> Text segment
☆ ☆ ☆ ☆ ☆
[Xapian-discuss] Xapian and indexing text with layout

Sun Apr 30 12:43:08 BST 2006

Hi:
     First sorry if the question had been discussed before, I did check in
the list archives but I didn't found any answer, second I'm relative new to
Xapian, I managed to install it and use the python bindings and play with
the examples, it was really pretty straight forward.

I'm trying to index a large amount of PDF documents, all coming from
publications like newspapers and magazines, where the PDF file it has
multiple columns and complex layout, anyway is not a problem, my PDF's are
properly structured by the OCR.
By Using pdftotext - layout I get the text with the original layout from the
pdf file and I pass it trough stdin to the indexer,  nothing complicated
there. Now I'm using the example indexer for python (simpleindex.py) and I'm
getting confused with the paragraphs and documentsID.

If I look for a term, it returns it ok, but each paragraph is returned as a
separate documentID, that's is not good, due that for me and my application
logic each PDF it's a single document itself.

If I remove the layout option, pdftotext generate a text file pretty well
organized, converting any column to paragraph, being still handy due that
preserve the original distance and the "NEAR" search wont be affected. But
again after indexing, the same problem: Paragraphs are indexed as separated
documents.

I know that the code does that here exactly:

                    # At each point, find the next alnum character (i), then
                    # find the first non-alnum character after that (j).
Find
                    # the first non-plusminus character after that (k), and
if
                    # k is non-alnum (or is off the end of the para), set
j=k.
                    # The term generation string is [i,j), so len = j-i
                    i = 0
                    while i < len(para):
                        i = find_p(para, i, p_alnum)
                        j = find_p(para, i, p_notalnum)
                        k = find_p(para, j, p_notplusminus)
                        if k == len(para) or not p_alnum(para[k]):
                            j = k
                        if (j - i) <= MAX_PROB_TERM_LENGTH and j > i:
                            term =
stemmer.stem_word(string.lower(para[i:j]))
                            doc.add_posting(term, pos)
                            pos += 1
                        i = j
                    database.add_document(doc)

If I remove part of the code to ignore paragraphs, it wont be any problem
with the indexing? I'm really getting confused.

I definitely need to have each single PDF document being represented as a
single document in Xapian, otherwise it will be return duplicated hits to
the same file.

Any suggestions or ideas?

Thank you.
☆ ☆ ☆ ☆ ☆
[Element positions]

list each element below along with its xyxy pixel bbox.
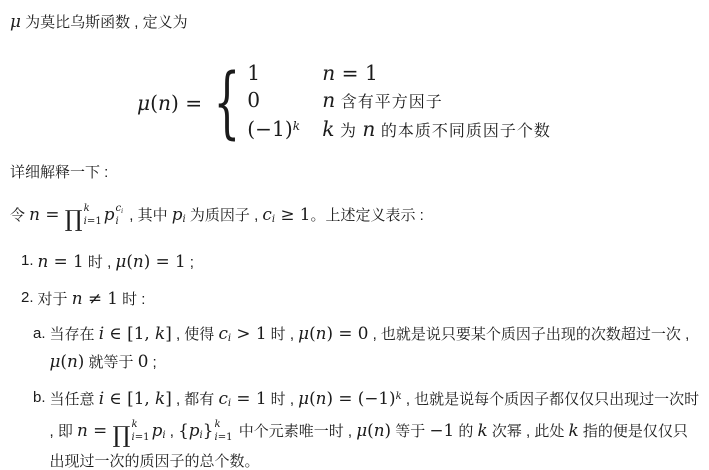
left-curly-brace: {: [214, 64, 241, 142]
mobius-definition-equation: μ(n) = { 1 n = 1 0 n 含有平方因子 (−1)k k 为 n …: [137, 60, 701, 145]
case-row: 1 n = 1: [247, 60, 551, 87]
ordered-list: 1. n = 1 时 , μ(n) = 1 ; 2. 对于 n ≠ 1 时 : …: [21, 248, 701, 470]
case-row: 0 n 含有平方因子: [247, 87, 551, 116]
detailed-explanation-heading: 详细解释一下 :: [10, 162, 701, 184]
list-marker: 1.: [21, 248, 34, 274]
list-marker: 2.: [21, 285, 34, 311]
list-item-content: 对于 n ≠ 1 时 :: [38, 285, 701, 313]
case-value: 0: [247, 87, 322, 116]
list-item-content: 当任意 i ∈ [1, k] , 都有 ci = 1 时 , μ(n) = (−…: [50, 383, 701, 470]
setup-paragraph: 令 n = ∏ki=1pcii , 其中 pi 为质因子 , ci ≥ 1。上述…: [10, 197, 701, 233]
mobius-function-explanation: μ 为莫比乌斯函数 , 定义为 μ(n) = { 1 n = 1 0 n 含有平…: [0, 0, 709, 470]
case-condition: k 为 n 的本质不同质因子个数: [322, 116, 551, 145]
case-condition: n = 1: [322, 60, 378, 87]
list-item-2: 2. 对于 n ≠ 1 时 :: [21, 285, 701, 313]
list-item-content: n = 1 时 , μ(n) = 1 ;: [38, 248, 701, 276]
list-marker: a.: [33, 320, 46, 347]
intro-paragraph: μ 为莫比乌斯函数 , 定义为: [10, 10, 701, 34]
equation-lhs: μ(n) =: [137, 91, 209, 115]
case-condition: n 含有平方因子: [322, 87, 442, 116]
list-item-content: 当存在 i ∈ [1, k] , 使得 ci > 1 时 , μ(n) = 0 …: [50, 320, 701, 376]
sub-list: a. 当存在 i ∈ [1, k] , 使得 ci > 1 时 , μ(n) =…: [33, 320, 701, 470]
case-value: (−1)k: [247, 116, 322, 145]
sub-item-b: b. 当任意 i ∈ [1, k] , 都有 ci = 1 时 , μ(n) =…: [33, 383, 701, 470]
list-marker: b.: [33, 383, 46, 413]
case-row: (−1)k k 为 n 的本质不同质因子个数: [247, 116, 551, 145]
cases-table: 1 n = 1 0 n 含有平方因子 (−1)k k 为 n 的本质不同质因子个…: [247, 60, 551, 145]
sub-item-a: a. 当存在 i ∈ [1, k] , 使得 ci > 1 时 , μ(n) =…: [33, 320, 701, 376]
list-item-1: 1. n = 1 时 , μ(n) = 1 ;: [21, 248, 701, 276]
case-value: 1: [247, 60, 322, 87]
☆ ☆ ☆ ☆ ☆
> Problems to solve
a - In the Xapian forum post, rewrite the paragraph beginning "If I remove the layout option" as a short bulleted list that keeps its main facts.
b - According to the Xapian forum post, which example indexer is being used?

> Task-by-task results
a -
- Without the layout option, pdftotext produces well-organized text, turning each column into a paragraph.
- This output still preserves the original distance, so "NEAR" searches are not affected.
- After indexing, the same problem remains: paragraphs are indexed as separate documents.

b - The example indexer for Python, simpleindex.py.